Stored data
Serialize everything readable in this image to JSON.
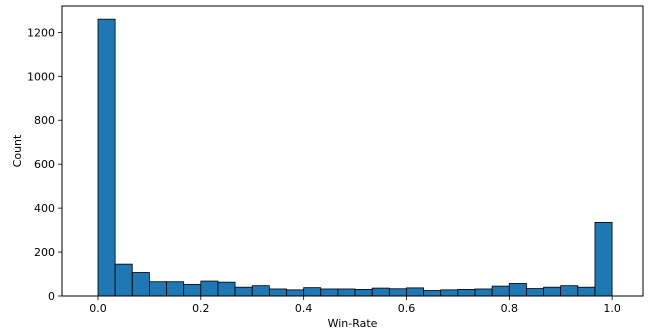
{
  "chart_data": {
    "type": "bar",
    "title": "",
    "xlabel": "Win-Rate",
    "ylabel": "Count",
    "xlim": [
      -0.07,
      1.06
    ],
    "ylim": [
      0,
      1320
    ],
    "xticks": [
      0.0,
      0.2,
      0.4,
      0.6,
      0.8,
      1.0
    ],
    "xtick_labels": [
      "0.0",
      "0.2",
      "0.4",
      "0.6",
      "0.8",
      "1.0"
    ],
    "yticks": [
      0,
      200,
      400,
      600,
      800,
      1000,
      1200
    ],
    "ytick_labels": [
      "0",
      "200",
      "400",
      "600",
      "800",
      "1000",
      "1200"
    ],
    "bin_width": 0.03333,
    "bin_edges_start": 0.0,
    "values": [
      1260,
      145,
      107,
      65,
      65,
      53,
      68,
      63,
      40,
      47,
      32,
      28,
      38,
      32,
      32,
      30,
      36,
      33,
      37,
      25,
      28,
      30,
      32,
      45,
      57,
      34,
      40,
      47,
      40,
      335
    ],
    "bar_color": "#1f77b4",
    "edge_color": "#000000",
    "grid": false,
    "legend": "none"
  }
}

STATED EXERCISE
All of the material above is to be copied exactly, except for its images.

OUTPUT FOR THIS TASK
Serialize everything readable in this image to JSON.
{
  "chart_data": {
    "type": "bar",
    "title": "",
    "xlabel": "Win-Rate",
    "ylabel": "Count",
    "xlim": [
      -0.07,
      1.06
    ],
    "ylim": [
      0,
      1320
    ],
    "xticks": [
      0.0,
      0.2,
      0.4,
      0.6,
      0.8,
      1.0
    ],
    "xtick_labels": [
      "0.0",
      "0.2",
      "0.4",
      "0.6",
      "0.8",
      "1.0"
    ],
    "yticks": [
      0,
      200,
      400,
      600,
      800,
      1000,
      1200
    ],
    "ytick_labels": [
      "0",
      "200",
      "400",
      "600",
      "800",
      "1000",
      "1200"
    ],
    "bin_width": 0.03333,
    "bin_edges_start": 0.0,
    "values": [
      1260,
      145,
      107,
      65,
      65,
      53,
      68,
      63,
      40,
      47,
      32,
      28,
      38,
      32,
      32,
      30,
      36,
      33,
      37,
      25,
      28,
      30,
      32,
      45,
      57,
      34,
      40,
      47,
      40,
      335
    ],
    "bar_color": "#1f77b4",
    "edge_color": "#000000",
    "grid": false,
    "legend": "none"
  }
}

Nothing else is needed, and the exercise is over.